Instruction: Return each line that holds the word "масла".

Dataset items
▶
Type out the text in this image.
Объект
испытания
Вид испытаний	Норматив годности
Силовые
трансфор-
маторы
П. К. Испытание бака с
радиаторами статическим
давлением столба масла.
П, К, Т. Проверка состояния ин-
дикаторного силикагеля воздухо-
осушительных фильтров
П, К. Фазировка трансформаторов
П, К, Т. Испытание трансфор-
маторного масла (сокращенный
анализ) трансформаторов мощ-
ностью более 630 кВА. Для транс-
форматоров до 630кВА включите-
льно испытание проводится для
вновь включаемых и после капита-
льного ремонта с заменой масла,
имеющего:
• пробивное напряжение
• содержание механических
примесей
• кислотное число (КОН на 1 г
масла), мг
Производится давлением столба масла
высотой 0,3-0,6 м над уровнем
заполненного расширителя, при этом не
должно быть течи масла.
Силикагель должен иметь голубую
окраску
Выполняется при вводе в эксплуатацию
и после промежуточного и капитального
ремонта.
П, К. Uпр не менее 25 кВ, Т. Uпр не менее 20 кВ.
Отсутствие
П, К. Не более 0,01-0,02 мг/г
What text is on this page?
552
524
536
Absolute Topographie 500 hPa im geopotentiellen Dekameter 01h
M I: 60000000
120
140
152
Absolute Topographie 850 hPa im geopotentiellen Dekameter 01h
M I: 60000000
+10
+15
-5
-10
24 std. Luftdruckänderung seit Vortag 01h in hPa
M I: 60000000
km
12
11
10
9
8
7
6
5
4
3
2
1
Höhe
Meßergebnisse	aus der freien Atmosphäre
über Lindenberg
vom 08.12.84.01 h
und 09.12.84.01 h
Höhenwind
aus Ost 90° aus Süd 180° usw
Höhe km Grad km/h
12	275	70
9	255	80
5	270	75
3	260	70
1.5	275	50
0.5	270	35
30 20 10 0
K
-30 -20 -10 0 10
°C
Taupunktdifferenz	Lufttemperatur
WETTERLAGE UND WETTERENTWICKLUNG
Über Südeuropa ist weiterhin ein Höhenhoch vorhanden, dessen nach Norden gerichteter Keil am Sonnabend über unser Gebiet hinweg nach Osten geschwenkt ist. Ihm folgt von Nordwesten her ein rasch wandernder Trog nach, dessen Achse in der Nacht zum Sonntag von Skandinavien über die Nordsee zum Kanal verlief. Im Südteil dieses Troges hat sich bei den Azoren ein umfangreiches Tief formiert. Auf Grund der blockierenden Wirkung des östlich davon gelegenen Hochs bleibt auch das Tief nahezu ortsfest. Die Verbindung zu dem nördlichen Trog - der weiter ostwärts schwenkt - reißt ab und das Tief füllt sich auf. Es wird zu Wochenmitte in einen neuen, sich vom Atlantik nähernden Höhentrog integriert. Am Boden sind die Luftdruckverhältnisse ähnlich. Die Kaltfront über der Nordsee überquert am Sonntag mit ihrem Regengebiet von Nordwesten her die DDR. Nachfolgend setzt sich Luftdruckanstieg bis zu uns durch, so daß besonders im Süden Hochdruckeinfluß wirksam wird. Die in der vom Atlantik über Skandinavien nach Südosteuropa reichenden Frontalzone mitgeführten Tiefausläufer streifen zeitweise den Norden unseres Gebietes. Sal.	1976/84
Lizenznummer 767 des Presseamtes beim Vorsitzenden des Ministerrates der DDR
◀
In response:
давлением столба масла.
маторного масла (сокращенный
льного ремонта с заменой масла,
масла), мг
Производится давлением столба масла
должно быть течи масла.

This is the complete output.